Collected data:
-- START --

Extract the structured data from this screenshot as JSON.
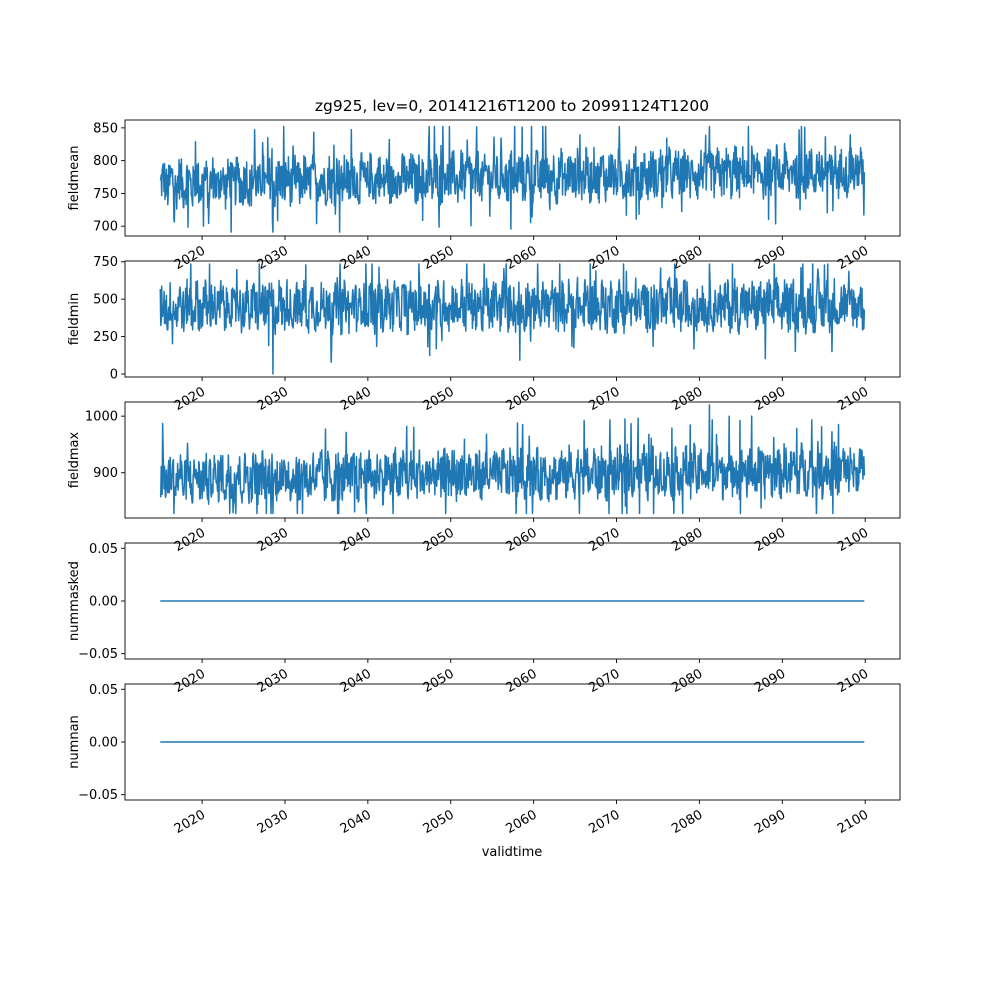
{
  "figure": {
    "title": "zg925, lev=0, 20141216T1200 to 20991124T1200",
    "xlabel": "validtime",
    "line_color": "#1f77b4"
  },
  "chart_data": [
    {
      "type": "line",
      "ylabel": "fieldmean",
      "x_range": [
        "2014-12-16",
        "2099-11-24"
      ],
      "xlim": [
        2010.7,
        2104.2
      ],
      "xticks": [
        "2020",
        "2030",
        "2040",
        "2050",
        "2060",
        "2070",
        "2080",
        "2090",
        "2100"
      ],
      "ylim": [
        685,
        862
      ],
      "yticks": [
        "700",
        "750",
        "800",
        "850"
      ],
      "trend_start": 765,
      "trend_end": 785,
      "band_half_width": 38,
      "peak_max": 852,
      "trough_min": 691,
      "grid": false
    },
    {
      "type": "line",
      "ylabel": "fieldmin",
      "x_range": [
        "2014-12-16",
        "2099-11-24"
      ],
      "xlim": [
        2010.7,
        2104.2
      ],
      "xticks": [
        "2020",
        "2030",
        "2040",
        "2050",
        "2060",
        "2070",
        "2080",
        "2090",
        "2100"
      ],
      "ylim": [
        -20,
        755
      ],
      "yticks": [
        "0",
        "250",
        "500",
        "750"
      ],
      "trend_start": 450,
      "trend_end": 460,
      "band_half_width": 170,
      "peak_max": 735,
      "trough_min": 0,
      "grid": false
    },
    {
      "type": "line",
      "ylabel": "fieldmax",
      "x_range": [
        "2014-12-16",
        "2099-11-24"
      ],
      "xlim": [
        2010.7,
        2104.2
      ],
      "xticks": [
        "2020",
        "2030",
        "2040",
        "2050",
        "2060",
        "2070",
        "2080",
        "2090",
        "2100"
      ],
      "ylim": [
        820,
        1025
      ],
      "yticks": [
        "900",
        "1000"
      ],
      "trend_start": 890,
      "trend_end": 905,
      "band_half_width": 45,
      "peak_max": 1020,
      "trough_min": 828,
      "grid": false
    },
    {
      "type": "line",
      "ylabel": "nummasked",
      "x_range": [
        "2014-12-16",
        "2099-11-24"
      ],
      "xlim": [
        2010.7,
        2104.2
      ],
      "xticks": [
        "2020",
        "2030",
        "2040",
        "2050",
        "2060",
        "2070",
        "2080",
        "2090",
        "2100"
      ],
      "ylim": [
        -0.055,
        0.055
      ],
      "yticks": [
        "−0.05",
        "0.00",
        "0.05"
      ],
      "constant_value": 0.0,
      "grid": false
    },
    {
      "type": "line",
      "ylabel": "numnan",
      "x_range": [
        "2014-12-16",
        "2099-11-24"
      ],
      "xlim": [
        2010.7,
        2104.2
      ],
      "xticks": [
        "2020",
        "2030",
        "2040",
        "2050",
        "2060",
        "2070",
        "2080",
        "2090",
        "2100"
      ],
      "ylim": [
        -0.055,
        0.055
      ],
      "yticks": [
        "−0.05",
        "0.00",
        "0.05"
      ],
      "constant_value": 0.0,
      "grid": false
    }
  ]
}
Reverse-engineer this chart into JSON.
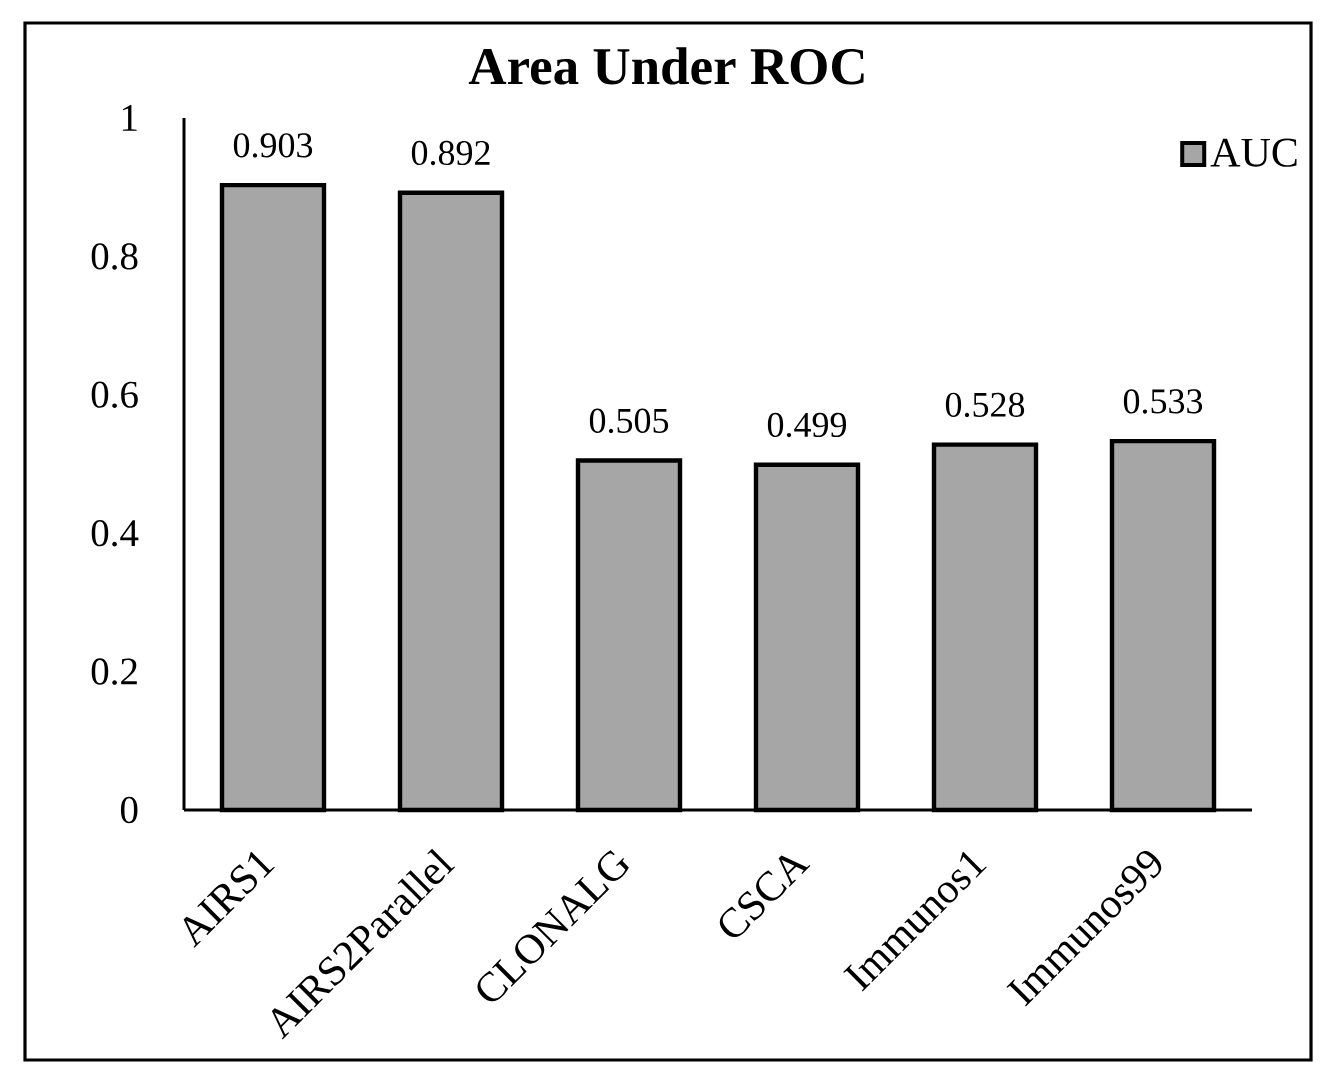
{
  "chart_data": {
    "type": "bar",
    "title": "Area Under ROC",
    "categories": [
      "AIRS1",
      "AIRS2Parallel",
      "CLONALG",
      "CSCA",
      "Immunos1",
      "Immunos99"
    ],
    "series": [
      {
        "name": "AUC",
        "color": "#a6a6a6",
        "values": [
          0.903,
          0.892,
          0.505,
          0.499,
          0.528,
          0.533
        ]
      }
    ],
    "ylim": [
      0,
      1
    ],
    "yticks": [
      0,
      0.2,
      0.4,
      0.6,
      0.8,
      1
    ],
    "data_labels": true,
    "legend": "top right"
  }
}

-- END --

Objective → Reproduce the material above verbatim; omit every picture.

Result →
Extract the structured data from this screenshot as JSON.
{
  "figure": {
    "title": "zg925, lev=0, 20141216T1200 to 20991124T1200",
    "xlabel": "validtime",
    "line_color": "#1f77b4"
  },
  "chart_data": [
    {
      "type": "line",
      "ylabel": "fieldmean",
      "x_range": [
        "2014-12-16",
        "2099-11-24"
      ],
      "xlim": [
        2010.7,
        2104.2
      ],
      "xticks": [
        "2020",
        "2030",
        "2040",
        "2050",
        "2060",
        "2070",
        "2080",
        "2090",
        "2100"
      ],
      "ylim": [
        685,
        862
      ],
      "yticks": [
        "700",
        "750",
        "800",
        "850"
      ],
      "trend_start": 765,
      "trend_end": 785,
      "band_half_width": 38,
      "peak_max": 852,
      "trough_min": 691,
      "grid": false
    },
    {
      "type": "line",
      "ylabel": "fieldmin",
      "x_range": [
        "2014-12-16",
        "2099-11-24"
      ],
      "xlim": [
        2010.7,
        2104.2
      ],
      "xticks": [
        "2020",
        "2030",
        "2040",
        "2050",
        "2060",
        "2070",
        "2080",
        "2090",
        "2100"
      ],
      "ylim": [
        -20,
        755
      ],
      "yticks": [
        "0",
        "250",
        "500",
        "750"
      ],
      "trend_start": 450,
      "trend_end": 460,
      "band_half_width": 170,
      "peak_max": 735,
      "trough_min": 0,
      "grid": false
    },
    {
      "type": "line",
      "ylabel": "fieldmax",
      "x_range": [
        "2014-12-16",
        "2099-11-24"
      ],
      "xlim": [
        2010.7,
        2104.2
      ],
      "xticks": [
        "2020",
        "2030",
        "2040",
        "2050",
        "2060",
        "2070",
        "2080",
        "2090",
        "2100"
      ],
      "ylim": [
        820,
        1025
      ],
      "yticks": [
        "900",
        "1000"
      ],
      "trend_start": 890,
      "trend_end": 905,
      "band_half_width": 45,
      "peak_max": 1020,
      "trough_min": 828,
      "grid": false
    },
    {
      "type": "line",
      "ylabel": "nummasked",
      "x_range": [
        "2014-12-16",
        "2099-11-24"
      ],
      "xlim": [
        2010.7,
        2104.2
      ],
      "xticks": [
        "2020",
        "2030",
        "2040",
        "2050",
        "2060",
        "2070",
        "2080",
        "2090",
        "2100"
      ],
      "ylim": [
        -0.055,
        0.055
      ],
      "yticks": [
        "−0.05",
        "0.00",
        "0.05"
      ],
      "constant_value": 0.0,
      "grid": false
    },
    {
      "type": "line",
      "ylabel": "numnan",
      "x_range": [
        "2014-12-16",
        "2099-11-24"
      ],
      "xlim": [
        2010.7,
        2104.2
      ],
      "xticks": [
        "2020",
        "2030",
        "2040",
        "2050",
        "2060",
        "2070",
        "2080",
        "2090",
        "2100"
      ],
      "ylim": [
        -0.055,
        0.055
      ],
      "yticks": [
        "−0.05",
        "0.00",
        "0.05"
      ],
      "constant_value": 0.0,
      "grid": false
    }
  ]
}
Reverse-engineer this chart into JSON.
{
  "chart_data": {
    "type": "bar",
    "title": "Area Under ROC",
    "categories": [
      "AIRS1",
      "AIRS2Parallel",
      "CLONALG",
      "CSCA",
      "Immunos1",
      "Immunos99"
    ],
    "series": [
      {
        "name": "AUC",
        "color": "#a6a6a6",
        "values": [
          0.903,
          0.892,
          0.505,
          0.499,
          0.528,
          0.533
        ]
      }
    ],
    "ylim": [
      0,
      1
    ],
    "yticks": [
      0,
      0.2,
      0.4,
      0.6,
      0.8,
      1
    ],
    "data_labels": true,
    "legend": "top right"
  }
}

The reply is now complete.